Exercise aim » Return the records that follow unaltered. Omit every picture.

Entries »
━━━━━━━━

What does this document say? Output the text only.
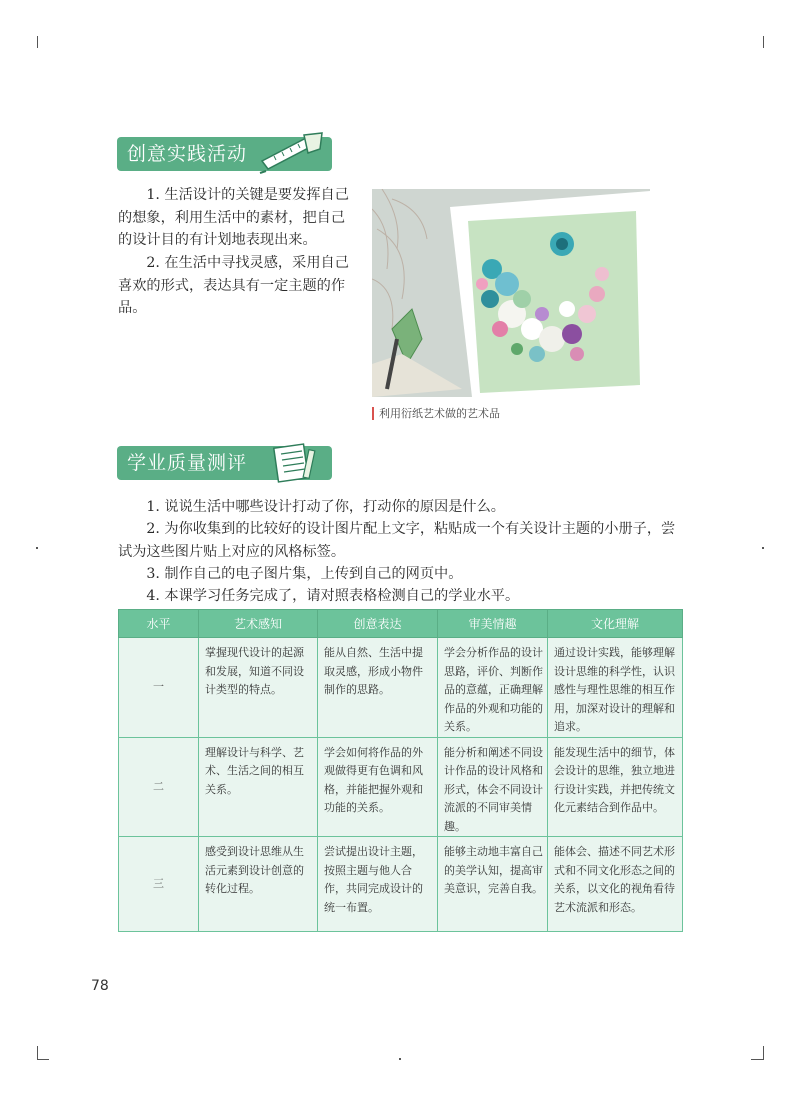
创意实践活动

1. 生活设计的关键是要发挥自己的想象，利用生活中的素材，把自己的设计目的有计划地表现出来。

2. 在生活中寻找灵感，采用自己喜欢的形式，表达具有一定主题的作品。

利用衍纸艺术做的艺术品
学业质量测评

1. 说说生活中哪些设计打动了你，打动你的原因是什么。

2. 为你收集到的比较好的设计图片配上文字，粘贴成一个有关设计主题的小册子，尝试为这些图片贴上对应的风格标签。

3. 制作自己的电子图片集，上传到自己的网页中。

4. 本课学习任务完成了，请对照表格检测自己的学业水平。

水平	艺术感知	创意表达	审美情趣	文化理解
一	掌握现代设计的起源和发展，知道不同设计类型的特点。	能从自然、生活中提取灵感，形成小物件制作的思路。	学会分析作品的设计思路，评价、判断作品的意蕴，正确理解作品的外观和功能的关系。	通过设计实践，能够理解设计思维的科学性，认识感性与理性思维的相互作用，加深对设计的理解和追求。
二	理解设计与科学、艺术、生活之间的相互关系。	学会如何将作品的外观做得更有色调和风格，并能把握外观和功能的关系。	能分析和阐述不同设计作品的设计风格和形式，体会不同设计流派的不同审美情趣。	能发现生活中的细节，体会设计的思维，独立地进行设计实践，并把传统文化元素结合到作品中。
三	感受到设计思维从生活元素到设计创意的转化过程。	尝试提出设计主题，按照主题与他人合作，共同完成设计的统一布置。	能够主动地丰富自己的美学认知，提高审美意识，完善自我。	能体会、描述不同艺术形式和不同文化形态之间的关系，以文化的视角看待艺术流派和形态。
78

━━━━━━━━

Finished answer »
What does this document say? Output the text only.
创意实践活动

1. 生活设计的关键是要发挥自己的想象，利用生活中的素材，把自己的设计目的有计划地表现出来。

2. 在生活中寻找灵感，采用自己喜欢的形式，表达具有一定主题的作品。

利用衍纸艺术做的艺术品
学业质量测评

1. 说说生活中哪些设计打动了你，打动你的原因是什么。

2. 为你收集到的比较好的设计图片配上文字，粘贴成一个有关设计主题的小册子，尝试为这些图片贴上对应的风格标签。

3. 制作自己的电子图片集，上传到自己的网页中。

4. 本课学习任务完成了，请对照表格检测自己的学业水平。

水平	艺术感知	创意表达	审美情趣	文化理解
一	掌握现代设计的起源和发展，知道不同设计类型的特点。	能从自然、生活中提取灵感，形成小物件制作的思路。	学会分析作品的设计思路，评价、判断作品的意蕴，正确理解作品的外观和功能的关系。	通过设计实践，能够理解设计思维的科学性，认识感性与理性思维的相互作用，加深对设计的理解和追求。
二	理解设计与科学、艺术、生活之间的相互关系。	学会如何将作品的外观做得更有色调和风格，并能把握外观和功能的关系。	能分析和阐述不同设计作品的设计风格和形式，体会不同设计流派的不同审美情趣。	能发现生活中的细节，体会设计的思维，独立地进行设计实践，并把传统文化元素结合到作品中。
三	感受到设计思维从生活元素到设计创意的转化过程。	尝试提出设计主题，按照主题与他人合作，共同完成设计的统一布置。	能够主动地丰富自己的美学认知，提高审美意识，完善自我。	能体会、描述不同艺术形式和不同文化形态之间的关系，以文化的视角看待艺术流派和形态。
78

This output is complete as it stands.